Print the entries in full, word for word, but not the pictures.

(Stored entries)
============================================================

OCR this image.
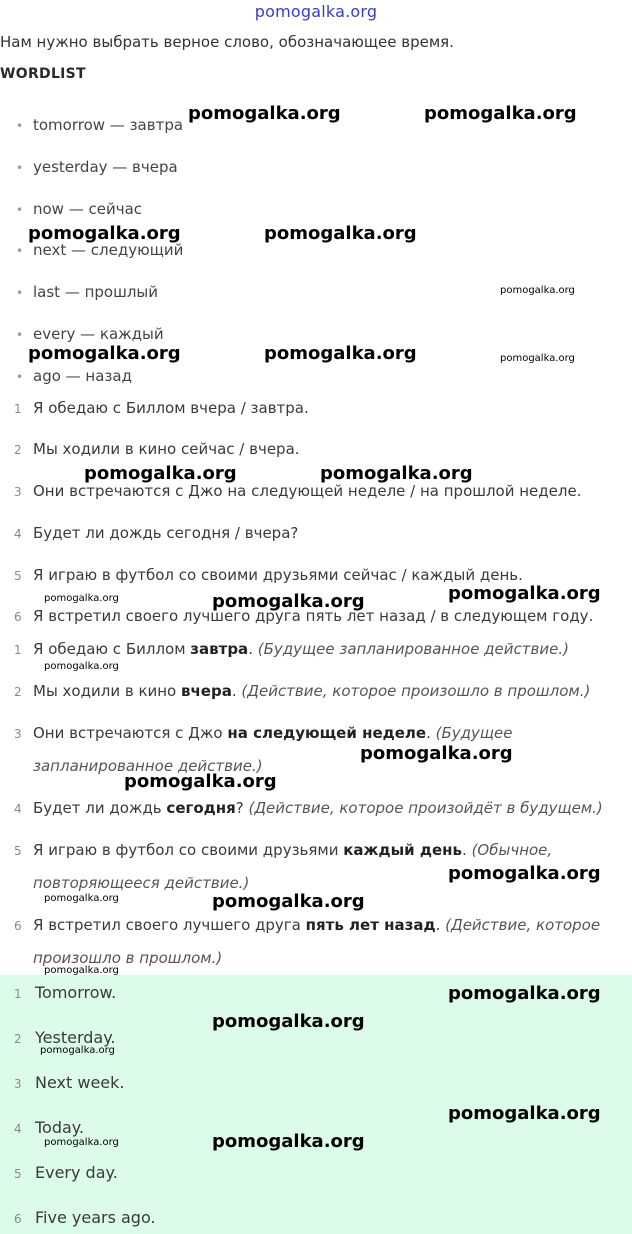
pomogalka.org
Нам нужно выбрать верное слово, обозначающее время.
WORDLIST
• tomorrow — завтра
• yesterday — вчера
• now — сейчас
• next — следующий
• last — прошлый
• every — каждый
• ago — назад
1 Я обедаю с Биллом вчера / завтра.
2 Мы ходили в кино сейчас / вчера.
3 Они встречаются с Джо на следующей неделе / на прошлой неделе.
4 Будет ли дождь сегодня / вчера?
5 Я играю в футбол со своими друзьями сейчас / каждый день.
6 Я встретил своего лучшего друга пять лет назад / в следующем году.
1 Я обедаю с Биллом завтра. (Будущее запланированное действие.)
2 Мы ходили в кино вчера. (Действие, которое произошло в прошлом.)
3 Они встречаются с Джо на следующей неделе. (Будущее
запланированное действие.)
4 Будет ли дождь сегодня? (Действие, которое произойдёт в будущем.)
5 Я играю в футбол со своими друзьями каждый день. (Обычное,
повторяющееся действие.)
6 Я встретил своего лучшего друга пять лет назад. (Действие, которое
произошло в прошлом.)
1 Tomorrow.
2 Yesterday.
3 Next week.
4 Today.
5 Every day.
6 Five years ago.
pomogalka.org	pomogalka.org
pomogalka.org	pomogalka.org
pomogalka.org
pomogalka.org	pomogalka.org	pomogalka.org
pomogalka.org	pomogalka.org
pomogalka.org
pomogalka.org	pomogalka.org
pomogalka.org
pomogalka.org
pomogalka.org
pomogalka.org
pomogalka.org	pomogalka.org
pomogalka.org
pomogalka.org
pomogalka.org
pomogalka.org
pomogalka.org
pomogalka.org	pomogalka.org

============================================================

▸ OUTPUT OF THE EXERCISE:
OCR this image.
pomogalka.org
Нам нужно выбрать верное слово, обозначающее время.
WORDLIST
• tomorrow — завтра
• yesterday — вчера
• now — сейчас
• next — следующий
• last — прошлый
• every — каждый
• ago — назад
1 Я обедаю с Биллом вчера / завтра.
2 Мы ходили в кино сейчас / вчера.
3 Они встречаются с Джо на следующей неделе / на прошлой неделе.
4 Будет ли дождь сегодня / вчера?
5 Я играю в футбол со своими друзьями сейчас / каждый день.
6 Я встретил своего лучшего друга пять лет назад / в следующем году.
1 Я обедаю с Биллом завтра. (Будущее запланированное действие.)
2 Мы ходили в кино вчера. (Действие, которое произошло в прошлом.)
3 Они встречаются с Джо на следующей неделе. (Будущее
запланированное действие.)
4 Будет ли дождь сегодня? (Действие, которое произойдёт в будущем.)
5 Я играю в футбол со своими друзьями каждый день. (Обычное,
повторяющееся действие.)
6 Я встретил своего лучшего друга пять лет назад. (Действие, которое
произошло в прошлом.)
1 Tomorrow.
2 Yesterday.
3 Next week.
4 Today.
5 Every day.
6 Five years ago.
pomogalka.org	pomogalka.org
pomogalka.org	pomogalka.org
pomogalka.org
pomogalka.org	pomogalka.org	pomogalka.org
pomogalka.org	pomogalka.org
pomogalka.org
pomogalka.org	pomogalka.org
pomogalka.org
pomogalka.org
pomogalka.org
pomogalka.org
pomogalka.org	pomogalka.org
pomogalka.org
pomogalka.org
pomogalka.org
pomogalka.org
pomogalka.org
pomogalka.org	pomogalka.org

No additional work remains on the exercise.